-- BEGIN Task input --

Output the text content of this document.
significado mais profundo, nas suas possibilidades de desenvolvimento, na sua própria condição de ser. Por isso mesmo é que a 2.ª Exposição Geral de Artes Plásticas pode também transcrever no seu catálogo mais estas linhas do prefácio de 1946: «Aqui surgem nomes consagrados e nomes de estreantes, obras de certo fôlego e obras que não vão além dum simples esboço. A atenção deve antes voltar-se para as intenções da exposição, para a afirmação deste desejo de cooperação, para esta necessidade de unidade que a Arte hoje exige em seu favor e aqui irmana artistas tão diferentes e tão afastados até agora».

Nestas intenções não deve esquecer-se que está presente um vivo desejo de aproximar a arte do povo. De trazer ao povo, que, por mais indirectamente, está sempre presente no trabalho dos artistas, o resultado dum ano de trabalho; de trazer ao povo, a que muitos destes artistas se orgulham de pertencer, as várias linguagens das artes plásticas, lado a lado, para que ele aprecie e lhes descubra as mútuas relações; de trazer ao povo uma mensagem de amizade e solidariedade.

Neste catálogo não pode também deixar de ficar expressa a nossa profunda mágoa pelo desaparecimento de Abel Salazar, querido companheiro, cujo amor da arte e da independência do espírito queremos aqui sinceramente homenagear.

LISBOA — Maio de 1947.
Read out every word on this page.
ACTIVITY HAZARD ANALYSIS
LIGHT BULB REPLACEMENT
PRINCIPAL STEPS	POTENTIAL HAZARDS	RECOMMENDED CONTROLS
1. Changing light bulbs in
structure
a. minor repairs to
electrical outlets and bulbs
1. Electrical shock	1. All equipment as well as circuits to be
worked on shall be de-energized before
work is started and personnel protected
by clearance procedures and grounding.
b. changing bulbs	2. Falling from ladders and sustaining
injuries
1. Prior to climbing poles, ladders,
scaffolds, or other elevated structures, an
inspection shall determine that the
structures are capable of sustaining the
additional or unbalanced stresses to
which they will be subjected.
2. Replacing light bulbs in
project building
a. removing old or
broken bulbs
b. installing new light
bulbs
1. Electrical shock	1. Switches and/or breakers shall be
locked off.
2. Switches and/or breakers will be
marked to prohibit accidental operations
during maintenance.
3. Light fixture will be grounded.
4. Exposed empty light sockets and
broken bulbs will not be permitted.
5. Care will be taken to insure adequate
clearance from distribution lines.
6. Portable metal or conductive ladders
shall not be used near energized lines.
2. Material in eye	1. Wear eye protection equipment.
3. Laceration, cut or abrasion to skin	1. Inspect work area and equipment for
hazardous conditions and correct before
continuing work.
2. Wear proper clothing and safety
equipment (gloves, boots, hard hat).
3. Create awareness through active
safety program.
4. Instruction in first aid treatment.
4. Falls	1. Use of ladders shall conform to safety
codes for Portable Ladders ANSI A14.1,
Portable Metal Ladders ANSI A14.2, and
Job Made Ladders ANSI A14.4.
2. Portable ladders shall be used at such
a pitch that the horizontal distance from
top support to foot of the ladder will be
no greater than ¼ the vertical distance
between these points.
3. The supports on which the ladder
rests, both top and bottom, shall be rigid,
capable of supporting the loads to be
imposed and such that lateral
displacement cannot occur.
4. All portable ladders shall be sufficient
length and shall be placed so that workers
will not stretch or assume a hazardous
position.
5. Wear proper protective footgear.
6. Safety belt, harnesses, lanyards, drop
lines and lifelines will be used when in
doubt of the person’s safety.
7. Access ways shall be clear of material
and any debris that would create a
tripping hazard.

-- END Task input --

Report all lines of the data that include the word "before".

worked on shall be de-energized before
hazardous conditions and correct before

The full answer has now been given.